━━━ Data

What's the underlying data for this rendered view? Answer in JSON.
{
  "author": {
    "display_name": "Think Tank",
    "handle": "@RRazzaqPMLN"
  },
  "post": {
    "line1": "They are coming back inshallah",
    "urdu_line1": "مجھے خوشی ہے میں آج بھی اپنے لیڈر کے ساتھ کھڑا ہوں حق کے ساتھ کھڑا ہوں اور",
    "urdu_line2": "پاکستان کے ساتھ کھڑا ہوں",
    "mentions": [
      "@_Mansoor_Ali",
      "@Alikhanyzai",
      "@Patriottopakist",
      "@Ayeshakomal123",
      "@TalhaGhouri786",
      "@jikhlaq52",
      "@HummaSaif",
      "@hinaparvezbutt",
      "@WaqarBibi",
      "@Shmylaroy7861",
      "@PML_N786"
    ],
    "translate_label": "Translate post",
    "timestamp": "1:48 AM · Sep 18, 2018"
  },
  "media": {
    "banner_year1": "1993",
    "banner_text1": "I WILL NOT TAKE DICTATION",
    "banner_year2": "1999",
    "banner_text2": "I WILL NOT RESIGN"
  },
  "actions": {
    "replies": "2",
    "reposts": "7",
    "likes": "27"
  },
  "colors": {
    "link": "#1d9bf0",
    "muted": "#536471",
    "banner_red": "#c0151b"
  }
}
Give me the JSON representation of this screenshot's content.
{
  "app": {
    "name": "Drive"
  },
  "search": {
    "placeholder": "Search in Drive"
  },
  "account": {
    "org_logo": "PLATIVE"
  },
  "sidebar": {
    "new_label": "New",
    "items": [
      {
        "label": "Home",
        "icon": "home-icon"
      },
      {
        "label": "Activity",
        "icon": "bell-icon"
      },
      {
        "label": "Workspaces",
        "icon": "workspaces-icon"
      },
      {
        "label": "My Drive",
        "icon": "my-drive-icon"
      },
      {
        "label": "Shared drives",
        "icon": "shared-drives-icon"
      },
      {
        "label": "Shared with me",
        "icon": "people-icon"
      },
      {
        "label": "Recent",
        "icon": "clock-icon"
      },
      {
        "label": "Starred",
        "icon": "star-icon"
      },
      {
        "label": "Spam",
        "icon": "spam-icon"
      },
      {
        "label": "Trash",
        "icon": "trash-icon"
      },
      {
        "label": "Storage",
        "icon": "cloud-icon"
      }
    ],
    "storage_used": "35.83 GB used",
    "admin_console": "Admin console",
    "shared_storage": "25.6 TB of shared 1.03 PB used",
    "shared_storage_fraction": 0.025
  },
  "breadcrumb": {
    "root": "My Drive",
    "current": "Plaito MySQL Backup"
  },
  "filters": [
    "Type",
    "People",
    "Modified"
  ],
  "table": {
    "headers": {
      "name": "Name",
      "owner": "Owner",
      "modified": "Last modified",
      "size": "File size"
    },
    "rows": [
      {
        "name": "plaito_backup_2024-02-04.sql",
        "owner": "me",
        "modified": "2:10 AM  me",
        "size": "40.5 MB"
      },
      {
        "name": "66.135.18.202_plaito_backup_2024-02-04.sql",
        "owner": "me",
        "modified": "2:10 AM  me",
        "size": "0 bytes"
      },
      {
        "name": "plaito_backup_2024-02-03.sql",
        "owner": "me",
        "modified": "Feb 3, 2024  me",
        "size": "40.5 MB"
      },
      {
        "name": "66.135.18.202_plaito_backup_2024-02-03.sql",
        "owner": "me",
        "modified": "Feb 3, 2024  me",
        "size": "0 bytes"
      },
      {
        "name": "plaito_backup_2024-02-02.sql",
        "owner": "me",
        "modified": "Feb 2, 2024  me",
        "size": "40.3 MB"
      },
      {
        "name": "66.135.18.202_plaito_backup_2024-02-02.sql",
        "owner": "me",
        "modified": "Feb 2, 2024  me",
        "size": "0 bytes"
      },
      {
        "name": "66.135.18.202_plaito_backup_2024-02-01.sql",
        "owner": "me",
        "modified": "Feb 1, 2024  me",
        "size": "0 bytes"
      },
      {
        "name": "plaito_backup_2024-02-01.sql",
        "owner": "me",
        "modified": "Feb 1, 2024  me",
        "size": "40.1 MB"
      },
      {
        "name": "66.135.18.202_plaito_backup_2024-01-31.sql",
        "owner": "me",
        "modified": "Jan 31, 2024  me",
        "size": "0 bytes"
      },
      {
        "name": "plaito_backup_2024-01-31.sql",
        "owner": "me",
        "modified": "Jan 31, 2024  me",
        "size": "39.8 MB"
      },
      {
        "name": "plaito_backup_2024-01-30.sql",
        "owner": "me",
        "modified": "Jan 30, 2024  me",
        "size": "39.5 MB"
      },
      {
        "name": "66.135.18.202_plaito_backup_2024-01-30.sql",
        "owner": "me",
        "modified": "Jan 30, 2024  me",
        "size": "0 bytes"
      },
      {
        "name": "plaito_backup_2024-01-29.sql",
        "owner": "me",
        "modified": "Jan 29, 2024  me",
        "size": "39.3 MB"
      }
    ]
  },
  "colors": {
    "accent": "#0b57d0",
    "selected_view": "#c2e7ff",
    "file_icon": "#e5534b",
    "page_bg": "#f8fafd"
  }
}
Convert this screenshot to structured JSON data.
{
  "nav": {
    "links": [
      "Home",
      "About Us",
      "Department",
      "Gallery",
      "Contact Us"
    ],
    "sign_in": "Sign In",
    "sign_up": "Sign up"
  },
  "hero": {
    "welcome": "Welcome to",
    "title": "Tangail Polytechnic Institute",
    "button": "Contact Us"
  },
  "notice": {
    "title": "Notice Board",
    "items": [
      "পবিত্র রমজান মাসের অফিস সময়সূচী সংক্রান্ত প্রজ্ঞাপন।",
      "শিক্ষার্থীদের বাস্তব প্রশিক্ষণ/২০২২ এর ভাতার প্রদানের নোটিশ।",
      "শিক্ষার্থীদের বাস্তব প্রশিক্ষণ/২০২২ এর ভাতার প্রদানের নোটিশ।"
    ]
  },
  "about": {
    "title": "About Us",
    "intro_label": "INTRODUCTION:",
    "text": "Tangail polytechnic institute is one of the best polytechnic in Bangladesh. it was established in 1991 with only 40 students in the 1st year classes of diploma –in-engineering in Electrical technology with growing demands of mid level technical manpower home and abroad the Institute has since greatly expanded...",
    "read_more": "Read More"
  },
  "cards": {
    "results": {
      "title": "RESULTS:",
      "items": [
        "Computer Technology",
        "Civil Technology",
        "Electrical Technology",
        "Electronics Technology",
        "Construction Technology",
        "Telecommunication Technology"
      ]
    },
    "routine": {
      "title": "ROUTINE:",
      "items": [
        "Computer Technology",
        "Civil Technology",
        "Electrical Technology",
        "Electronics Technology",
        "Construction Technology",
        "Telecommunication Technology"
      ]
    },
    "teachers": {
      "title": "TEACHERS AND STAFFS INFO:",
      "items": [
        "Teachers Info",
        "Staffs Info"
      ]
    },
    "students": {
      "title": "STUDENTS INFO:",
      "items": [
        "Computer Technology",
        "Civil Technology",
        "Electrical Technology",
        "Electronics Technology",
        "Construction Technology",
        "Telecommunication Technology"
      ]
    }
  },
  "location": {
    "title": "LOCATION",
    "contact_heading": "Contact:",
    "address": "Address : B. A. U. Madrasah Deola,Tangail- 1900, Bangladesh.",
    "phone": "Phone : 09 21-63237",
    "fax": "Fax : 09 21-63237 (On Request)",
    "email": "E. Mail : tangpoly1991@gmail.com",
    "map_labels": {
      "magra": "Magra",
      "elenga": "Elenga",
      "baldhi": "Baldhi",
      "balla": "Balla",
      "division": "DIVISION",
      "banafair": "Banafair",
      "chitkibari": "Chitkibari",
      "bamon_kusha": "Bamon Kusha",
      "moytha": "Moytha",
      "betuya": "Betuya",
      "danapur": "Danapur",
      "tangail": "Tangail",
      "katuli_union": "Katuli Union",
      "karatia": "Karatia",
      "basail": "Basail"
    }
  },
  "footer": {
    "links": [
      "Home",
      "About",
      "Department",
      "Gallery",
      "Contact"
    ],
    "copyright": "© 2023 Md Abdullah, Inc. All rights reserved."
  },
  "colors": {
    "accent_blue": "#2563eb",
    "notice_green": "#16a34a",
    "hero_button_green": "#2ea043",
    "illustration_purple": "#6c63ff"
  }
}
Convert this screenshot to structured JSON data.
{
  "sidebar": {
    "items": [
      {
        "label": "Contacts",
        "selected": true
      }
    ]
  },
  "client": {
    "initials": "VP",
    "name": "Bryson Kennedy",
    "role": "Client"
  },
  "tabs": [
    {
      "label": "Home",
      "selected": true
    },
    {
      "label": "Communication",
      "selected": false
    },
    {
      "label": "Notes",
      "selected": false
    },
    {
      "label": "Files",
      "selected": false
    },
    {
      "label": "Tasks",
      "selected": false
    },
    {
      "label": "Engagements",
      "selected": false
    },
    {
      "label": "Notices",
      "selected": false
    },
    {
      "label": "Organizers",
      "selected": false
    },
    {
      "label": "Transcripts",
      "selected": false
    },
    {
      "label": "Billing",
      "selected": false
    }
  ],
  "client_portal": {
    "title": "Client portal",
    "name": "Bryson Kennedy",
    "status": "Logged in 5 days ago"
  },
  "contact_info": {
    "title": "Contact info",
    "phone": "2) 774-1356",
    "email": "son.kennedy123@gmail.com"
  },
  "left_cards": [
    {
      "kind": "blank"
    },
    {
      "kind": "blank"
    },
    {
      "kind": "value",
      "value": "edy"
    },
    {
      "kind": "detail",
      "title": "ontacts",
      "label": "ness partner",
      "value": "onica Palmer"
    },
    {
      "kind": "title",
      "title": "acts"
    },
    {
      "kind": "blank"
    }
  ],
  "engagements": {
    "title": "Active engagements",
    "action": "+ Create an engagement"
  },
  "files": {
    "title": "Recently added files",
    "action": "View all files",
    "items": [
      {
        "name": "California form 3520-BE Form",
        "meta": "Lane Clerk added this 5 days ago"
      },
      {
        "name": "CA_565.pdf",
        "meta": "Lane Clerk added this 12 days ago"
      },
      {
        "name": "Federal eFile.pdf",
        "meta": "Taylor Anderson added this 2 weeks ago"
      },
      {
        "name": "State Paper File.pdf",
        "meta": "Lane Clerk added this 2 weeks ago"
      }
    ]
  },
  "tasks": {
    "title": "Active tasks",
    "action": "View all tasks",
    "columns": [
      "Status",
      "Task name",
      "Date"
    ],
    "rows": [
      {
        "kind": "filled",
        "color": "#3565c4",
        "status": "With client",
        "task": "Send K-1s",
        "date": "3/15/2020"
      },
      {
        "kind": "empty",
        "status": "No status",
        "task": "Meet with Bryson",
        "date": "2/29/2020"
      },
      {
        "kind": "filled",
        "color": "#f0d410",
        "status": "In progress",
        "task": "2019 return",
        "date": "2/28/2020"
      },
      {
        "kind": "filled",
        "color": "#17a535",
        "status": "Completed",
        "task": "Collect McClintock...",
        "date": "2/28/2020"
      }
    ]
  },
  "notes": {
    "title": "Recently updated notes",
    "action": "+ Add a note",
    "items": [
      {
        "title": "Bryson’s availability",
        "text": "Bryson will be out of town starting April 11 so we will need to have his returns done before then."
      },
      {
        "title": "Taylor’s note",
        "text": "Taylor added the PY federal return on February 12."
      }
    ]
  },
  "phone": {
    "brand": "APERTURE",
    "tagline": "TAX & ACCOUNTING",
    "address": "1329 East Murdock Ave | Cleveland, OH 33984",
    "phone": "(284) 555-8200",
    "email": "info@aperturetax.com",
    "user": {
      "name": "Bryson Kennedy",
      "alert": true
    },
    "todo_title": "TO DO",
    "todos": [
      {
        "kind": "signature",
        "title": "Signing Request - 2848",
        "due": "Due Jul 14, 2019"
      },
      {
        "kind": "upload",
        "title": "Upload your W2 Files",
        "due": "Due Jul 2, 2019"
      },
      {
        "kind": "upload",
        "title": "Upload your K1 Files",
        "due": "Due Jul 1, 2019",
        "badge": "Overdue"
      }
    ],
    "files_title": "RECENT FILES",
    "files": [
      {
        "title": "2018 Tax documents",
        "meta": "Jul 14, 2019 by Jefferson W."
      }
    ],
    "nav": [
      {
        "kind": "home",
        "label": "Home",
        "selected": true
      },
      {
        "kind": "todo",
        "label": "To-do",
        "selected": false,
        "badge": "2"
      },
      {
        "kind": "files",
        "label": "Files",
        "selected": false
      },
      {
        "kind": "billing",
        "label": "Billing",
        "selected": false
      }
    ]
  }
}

━━━━━━

:: Work to complete ::
Filter the data, keeping only the lines that contain "Lane".

:: Written solution ::
        "meta": "Lane Clerk added this 5 days ago"
        "meta": "Lane Clerk added this 12 days ago"
        "meta": "Lane Clerk added this 2 weeks ago"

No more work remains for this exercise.